# Start of EXTRACTED INFORMATION

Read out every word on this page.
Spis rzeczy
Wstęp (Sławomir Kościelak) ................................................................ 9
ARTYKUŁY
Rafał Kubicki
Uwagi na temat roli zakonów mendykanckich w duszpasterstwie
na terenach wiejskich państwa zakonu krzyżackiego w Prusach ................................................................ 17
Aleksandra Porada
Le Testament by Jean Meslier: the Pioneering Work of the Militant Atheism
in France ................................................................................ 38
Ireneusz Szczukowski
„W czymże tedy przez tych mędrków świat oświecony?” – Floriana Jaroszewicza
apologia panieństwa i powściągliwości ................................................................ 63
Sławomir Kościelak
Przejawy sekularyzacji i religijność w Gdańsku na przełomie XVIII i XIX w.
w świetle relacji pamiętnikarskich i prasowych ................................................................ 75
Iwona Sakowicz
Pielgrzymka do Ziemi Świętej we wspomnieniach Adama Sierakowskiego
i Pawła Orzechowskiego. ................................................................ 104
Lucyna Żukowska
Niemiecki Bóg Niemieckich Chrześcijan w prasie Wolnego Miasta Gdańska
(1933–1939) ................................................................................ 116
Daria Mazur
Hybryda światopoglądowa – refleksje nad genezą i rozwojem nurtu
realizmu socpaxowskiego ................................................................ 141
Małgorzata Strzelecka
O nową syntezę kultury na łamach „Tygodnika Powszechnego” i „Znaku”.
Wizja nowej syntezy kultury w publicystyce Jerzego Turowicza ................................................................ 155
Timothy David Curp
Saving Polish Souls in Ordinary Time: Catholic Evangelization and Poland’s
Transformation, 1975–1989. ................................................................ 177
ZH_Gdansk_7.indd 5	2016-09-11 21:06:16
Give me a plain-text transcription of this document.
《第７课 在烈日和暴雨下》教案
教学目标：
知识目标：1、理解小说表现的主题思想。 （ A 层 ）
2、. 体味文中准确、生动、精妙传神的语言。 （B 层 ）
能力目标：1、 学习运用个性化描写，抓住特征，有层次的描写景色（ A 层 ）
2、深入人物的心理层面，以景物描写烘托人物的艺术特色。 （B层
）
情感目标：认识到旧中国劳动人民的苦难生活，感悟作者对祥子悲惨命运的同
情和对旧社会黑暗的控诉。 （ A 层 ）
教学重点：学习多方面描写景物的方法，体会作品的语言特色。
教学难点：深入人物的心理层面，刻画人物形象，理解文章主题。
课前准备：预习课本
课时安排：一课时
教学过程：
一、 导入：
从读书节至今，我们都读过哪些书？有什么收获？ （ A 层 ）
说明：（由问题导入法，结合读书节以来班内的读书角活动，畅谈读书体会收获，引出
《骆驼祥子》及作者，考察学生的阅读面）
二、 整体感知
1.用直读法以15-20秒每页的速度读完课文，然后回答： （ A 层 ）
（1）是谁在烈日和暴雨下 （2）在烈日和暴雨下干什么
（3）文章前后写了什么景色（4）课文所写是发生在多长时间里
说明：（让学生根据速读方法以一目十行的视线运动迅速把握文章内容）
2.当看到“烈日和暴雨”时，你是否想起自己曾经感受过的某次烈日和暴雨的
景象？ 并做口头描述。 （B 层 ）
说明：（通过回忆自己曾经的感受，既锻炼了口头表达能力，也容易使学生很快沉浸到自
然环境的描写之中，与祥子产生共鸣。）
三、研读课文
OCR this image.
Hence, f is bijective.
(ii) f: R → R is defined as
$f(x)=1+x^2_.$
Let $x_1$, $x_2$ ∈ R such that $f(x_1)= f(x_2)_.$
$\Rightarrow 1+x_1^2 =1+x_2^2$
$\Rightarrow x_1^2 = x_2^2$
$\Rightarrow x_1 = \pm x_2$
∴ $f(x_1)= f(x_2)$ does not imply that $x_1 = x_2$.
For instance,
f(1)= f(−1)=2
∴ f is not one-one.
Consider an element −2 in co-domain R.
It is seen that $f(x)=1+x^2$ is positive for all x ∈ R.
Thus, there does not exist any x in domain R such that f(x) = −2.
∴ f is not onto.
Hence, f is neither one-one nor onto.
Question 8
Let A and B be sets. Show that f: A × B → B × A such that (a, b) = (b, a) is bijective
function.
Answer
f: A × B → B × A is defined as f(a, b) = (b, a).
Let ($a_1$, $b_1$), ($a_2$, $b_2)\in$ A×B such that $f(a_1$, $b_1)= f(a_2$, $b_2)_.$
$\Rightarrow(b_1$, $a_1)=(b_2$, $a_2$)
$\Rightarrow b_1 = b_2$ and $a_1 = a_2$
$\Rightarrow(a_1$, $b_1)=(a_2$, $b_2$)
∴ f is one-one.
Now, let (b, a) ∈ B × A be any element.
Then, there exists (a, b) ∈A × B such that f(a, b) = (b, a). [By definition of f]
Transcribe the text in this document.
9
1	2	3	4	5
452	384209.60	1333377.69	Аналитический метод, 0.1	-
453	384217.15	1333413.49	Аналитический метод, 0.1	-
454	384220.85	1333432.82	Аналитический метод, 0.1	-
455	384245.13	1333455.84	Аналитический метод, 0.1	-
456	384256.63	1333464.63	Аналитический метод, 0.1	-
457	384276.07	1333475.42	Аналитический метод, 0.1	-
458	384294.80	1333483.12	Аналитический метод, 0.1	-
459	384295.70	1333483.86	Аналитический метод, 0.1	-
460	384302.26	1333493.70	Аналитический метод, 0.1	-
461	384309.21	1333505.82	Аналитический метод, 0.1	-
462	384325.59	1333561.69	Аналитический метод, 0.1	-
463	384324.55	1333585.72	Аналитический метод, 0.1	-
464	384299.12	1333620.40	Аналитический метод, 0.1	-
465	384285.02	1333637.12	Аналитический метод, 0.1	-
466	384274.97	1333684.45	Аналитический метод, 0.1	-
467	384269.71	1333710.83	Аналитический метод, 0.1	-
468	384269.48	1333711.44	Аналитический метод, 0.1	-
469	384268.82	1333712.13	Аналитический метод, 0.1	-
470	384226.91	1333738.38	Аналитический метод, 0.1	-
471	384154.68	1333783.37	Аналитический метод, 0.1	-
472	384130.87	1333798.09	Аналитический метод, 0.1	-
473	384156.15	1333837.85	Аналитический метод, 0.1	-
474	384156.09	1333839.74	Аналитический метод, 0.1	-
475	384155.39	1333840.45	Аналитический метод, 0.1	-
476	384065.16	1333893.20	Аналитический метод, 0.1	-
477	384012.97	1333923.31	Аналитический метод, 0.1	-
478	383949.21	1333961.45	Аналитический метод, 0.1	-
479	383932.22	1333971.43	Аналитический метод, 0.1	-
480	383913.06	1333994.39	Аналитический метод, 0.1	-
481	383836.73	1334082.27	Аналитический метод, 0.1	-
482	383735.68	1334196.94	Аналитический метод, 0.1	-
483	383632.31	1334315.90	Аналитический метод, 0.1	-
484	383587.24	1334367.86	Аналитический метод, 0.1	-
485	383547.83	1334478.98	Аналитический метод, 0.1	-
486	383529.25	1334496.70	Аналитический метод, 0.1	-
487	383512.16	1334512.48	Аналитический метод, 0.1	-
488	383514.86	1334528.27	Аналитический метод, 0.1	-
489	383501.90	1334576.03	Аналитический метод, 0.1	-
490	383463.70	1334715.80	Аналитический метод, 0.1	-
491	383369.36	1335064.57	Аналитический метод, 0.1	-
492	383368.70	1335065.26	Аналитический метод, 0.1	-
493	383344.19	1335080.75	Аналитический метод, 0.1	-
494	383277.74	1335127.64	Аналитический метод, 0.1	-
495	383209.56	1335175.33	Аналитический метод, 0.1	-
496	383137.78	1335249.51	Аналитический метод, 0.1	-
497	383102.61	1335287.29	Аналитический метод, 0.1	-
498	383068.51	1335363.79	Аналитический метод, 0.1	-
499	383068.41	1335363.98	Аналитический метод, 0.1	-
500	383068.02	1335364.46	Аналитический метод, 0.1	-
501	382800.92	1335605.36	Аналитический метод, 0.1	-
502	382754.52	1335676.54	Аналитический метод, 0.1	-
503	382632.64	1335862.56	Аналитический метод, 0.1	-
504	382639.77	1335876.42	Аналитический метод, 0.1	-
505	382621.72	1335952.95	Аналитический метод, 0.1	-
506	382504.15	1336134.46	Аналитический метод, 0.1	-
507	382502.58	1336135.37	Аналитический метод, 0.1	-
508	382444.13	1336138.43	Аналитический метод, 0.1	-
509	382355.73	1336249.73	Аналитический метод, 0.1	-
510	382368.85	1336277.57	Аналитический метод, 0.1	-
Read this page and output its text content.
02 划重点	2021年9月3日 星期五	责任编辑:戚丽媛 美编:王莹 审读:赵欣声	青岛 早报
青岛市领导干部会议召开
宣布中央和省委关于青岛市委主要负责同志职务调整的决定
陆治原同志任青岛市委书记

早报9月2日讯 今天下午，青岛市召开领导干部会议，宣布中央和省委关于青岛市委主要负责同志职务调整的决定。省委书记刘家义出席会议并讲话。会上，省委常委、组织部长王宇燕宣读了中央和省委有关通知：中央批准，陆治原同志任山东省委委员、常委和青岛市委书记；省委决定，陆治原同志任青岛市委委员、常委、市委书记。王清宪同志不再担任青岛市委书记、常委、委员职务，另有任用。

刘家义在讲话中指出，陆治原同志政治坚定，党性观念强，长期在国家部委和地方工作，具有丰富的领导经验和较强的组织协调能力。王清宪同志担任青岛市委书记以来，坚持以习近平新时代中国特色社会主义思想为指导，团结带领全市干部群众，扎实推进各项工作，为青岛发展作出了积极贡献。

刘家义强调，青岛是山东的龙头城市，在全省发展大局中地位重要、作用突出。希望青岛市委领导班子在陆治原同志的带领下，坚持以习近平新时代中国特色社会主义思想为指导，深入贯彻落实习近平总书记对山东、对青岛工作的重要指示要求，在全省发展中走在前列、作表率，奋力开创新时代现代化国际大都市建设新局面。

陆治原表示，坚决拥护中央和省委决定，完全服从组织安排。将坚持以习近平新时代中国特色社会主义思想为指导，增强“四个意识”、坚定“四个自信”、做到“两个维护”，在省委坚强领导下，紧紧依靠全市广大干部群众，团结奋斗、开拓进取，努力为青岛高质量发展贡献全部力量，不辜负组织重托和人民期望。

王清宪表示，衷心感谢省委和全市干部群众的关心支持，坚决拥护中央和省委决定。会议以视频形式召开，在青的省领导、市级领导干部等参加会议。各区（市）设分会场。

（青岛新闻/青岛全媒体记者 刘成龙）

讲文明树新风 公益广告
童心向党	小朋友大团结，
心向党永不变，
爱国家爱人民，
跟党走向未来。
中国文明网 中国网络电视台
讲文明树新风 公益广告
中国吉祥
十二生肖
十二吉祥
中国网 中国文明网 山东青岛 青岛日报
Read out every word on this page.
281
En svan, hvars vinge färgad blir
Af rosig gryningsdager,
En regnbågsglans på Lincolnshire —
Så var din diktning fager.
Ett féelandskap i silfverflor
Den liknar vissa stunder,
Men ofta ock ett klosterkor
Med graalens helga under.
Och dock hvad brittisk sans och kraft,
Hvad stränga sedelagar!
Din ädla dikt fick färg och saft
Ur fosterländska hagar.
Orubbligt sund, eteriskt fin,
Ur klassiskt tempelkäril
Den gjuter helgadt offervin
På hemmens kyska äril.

# End of EXTRACTED INFORMATION

(WRITTEN PROBLEM)
All lines from the line containing "Read this page and output its text content." through the end of the listing above are to be duplicated exactly; include both ends and nothing further.

(FINISHED ANSWER)
Read this page and output its text content.
02 划重点	2021年9月3日 星期五	责任编辑:戚丽媛 美编:王莹 审读:赵欣声	青岛 早报
青岛市领导干部会议召开
宣布中央和省委关于青岛市委主要负责同志职务调整的决定
陆治原同志任青岛市委书记

早报9月2日讯 今天下午，青岛市召开领导干部会议，宣布中央和省委关于青岛市委主要负责同志职务调整的决定。省委书记刘家义出席会议并讲话。会上，省委常委、组织部长王宇燕宣读了中央和省委有关通知：中央批准，陆治原同志任山东省委委员、常委和青岛市委书记；省委决定，陆治原同志任青岛市委委员、常委、市委书记。王清宪同志不再担任青岛市委书记、常委、委员职务，另有任用。

刘家义在讲话中指出，陆治原同志政治坚定，党性观念强，长期在国家部委和地方工作，具有丰富的领导经验和较强的组织协调能力。王清宪同志担任青岛市委书记以来，坚持以习近平新时代中国特色社会主义思想为指导，团结带领全市干部群众，扎实推进各项工作，为青岛发展作出了积极贡献。

刘家义强调，青岛是山东的龙头城市，在全省发展大局中地位重要、作用突出。希望青岛市委领导班子在陆治原同志的带领下，坚持以习近平新时代中国特色社会主义思想为指导，深入贯彻落实习近平总书记对山东、对青岛工作的重要指示要求，在全省发展中走在前列、作表率，奋力开创新时代现代化国际大都市建设新局面。

陆治原表示，坚决拥护中央和省委决定，完全服从组织安排。将坚持以习近平新时代中国特色社会主义思想为指导，增强“四个意识”、坚定“四个自信”、做到“两个维护”，在省委坚强领导下，紧紧依靠全市广大干部群众，团结奋斗、开拓进取，努力为青岛高质量发展贡献全部力量，不辜负组织重托和人民期望。

王清宪表示，衷心感谢省委和全市干部群众的关心支持，坚决拥护中央和省委决定。会议以视频形式召开，在青的省领导、市级领导干部等参加会议。各区（市）设分会场。

（青岛新闻/青岛全媒体记者 刘成龙）

讲文明树新风 公益广告
童心向党	小朋友大团结，
心向党永不变，
爱国家爱人民，
跟党走向未来。
中国文明网 中国网络电视台
讲文明树新风 公益广告
中国吉祥
十二生肖
十二吉祥
中国网 中国文明网 山东青岛 青岛日报
Read out every word on this page.
281
En svan, hvars vinge färgad blir
Af rosig gryningsdager,
En regnbågsglans på Lincolnshire —
Så var din diktning fager.
Ett féelandskap i silfverflor
Den liknar vissa stunder,
Men ofta ock ett klosterkor
Med graalens helga under.
Och dock hvad brittisk sans och kraft,
Hvad stränga sedelagar!
Din ädla dikt fick färg och saft
Ur fosterländska hagar.
Orubbligt sund, eteriskt fin,
Ur klassiskt tempelkäril
Den gjuter helgadt offervin
På hemmens kyska äril.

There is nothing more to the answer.